» **DO THIS**
Give back all the data exactly, line by line.
○ ○ ○ ○ ○
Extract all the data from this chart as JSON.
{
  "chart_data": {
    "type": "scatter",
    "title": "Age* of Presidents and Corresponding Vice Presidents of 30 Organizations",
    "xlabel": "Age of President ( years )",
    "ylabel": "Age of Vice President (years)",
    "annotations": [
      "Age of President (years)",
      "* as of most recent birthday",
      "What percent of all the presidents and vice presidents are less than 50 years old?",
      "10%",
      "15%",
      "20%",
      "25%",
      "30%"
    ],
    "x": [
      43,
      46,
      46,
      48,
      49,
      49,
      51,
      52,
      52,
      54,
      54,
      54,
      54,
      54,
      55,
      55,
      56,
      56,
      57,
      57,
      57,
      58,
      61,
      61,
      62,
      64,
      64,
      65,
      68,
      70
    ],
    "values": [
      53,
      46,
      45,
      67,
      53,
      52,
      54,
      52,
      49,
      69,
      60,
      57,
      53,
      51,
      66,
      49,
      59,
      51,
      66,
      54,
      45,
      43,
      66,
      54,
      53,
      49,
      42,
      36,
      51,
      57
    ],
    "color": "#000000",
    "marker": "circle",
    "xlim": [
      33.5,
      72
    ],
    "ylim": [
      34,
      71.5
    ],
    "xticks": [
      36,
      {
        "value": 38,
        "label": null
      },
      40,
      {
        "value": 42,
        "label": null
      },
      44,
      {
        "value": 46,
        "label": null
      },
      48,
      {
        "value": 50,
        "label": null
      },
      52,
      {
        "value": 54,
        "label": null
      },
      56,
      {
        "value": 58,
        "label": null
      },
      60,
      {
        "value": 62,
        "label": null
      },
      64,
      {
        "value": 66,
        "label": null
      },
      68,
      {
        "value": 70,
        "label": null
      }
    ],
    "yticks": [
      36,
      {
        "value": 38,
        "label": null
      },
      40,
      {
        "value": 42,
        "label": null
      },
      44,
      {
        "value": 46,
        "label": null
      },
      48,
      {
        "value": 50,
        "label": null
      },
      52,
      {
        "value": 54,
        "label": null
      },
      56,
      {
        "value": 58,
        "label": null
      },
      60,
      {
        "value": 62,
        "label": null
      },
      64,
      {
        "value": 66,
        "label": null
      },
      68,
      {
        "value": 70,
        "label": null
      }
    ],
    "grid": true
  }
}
○ ○ ○ ○ ○
» **SOLUTION FOR THIS EXERCISE**
Extract all the data from this chart as JSON.
{
  "chart_data": {
    "type": "scatter",
    "title": "Age* of Presidents and Corresponding Vice Presidents of 30 Organizations",
    "xlabel": "Age of President ( years )",
    "ylabel": "Age of Vice President (years)",
    "annotations": [
      "Age of President (years)",
      "* as of most recent birthday",
      "What percent of all the presidents and vice presidents are less than 50 years old?",
      "10%",
      "15%",
      "20%",
      "25%",
      "30%"
    ],
    "x": [
      43,
      46,
      46,
      48,
      49,
      49,
      51,
      52,
      52,
      54,
      54,
      54,
      54,
      54,
      55,
      55,
      56,
      56,
      57,
      57,
      57,
      58,
      61,
      61,
      62,
      64,
      64,
      65,
      68,
      70
    ],
    "values": [
      53,
      46,
      45,
      67,
      53,
      52,
      54,
      52,
      49,
      69,
      60,
      57,
      53,
      51,
      66,
      49,
      59,
      51,
      66,
      54,
      45,
      43,
      66,
      54,
      53,
      49,
      42,
      36,
      51,
      57
    ],
    "color": "#000000",
    "marker": "circle",
    "xlim": [
      33.5,
      72
    ],
    "ylim": [
      34,
      71.5
    ],
    "xticks": [
      36,
      {
        "value": 38,
        "label": null
      },
      40,
      {
        "value": 42,
        "label": null
      },
      44,
      {
        "value": 46,
        "label": null
      },
      48,
      {
        "value": 50,
        "label": null
      },
      52,
      {
        "value": 54,
        "label": null
      },
      56,
      {
        "value": 58,
        "label": null
      },
      60,
      {
        "value": 62,
        "label": null
      },
      64,
      {
        "value": 66,
        "label": null
      },
      68,
      {
        "value": 70,
        "label": null
      }
    ],
    "yticks": [
      36,
      {
        "value": 38,
        "label": null
      },
      40,
      {
        "value": 42,
        "label": null
      },
      44,
      {
        "value": 46,
        "label": null
      },
      48,
      {
        "value": 50,
        "label": null
      },
      52,
      {
        "value": 54,
        "label": null
      },
      56,
      {
        "value": 58,
        "label": null
      },
      60,
      {
        "value": 62,
        "label": null
      },
      64,
      {
        "value": 66,
        "label": null
      },
      68,
      {
        "value": 70,
        "label": null
      }
    ],
    "grid": true
  }
}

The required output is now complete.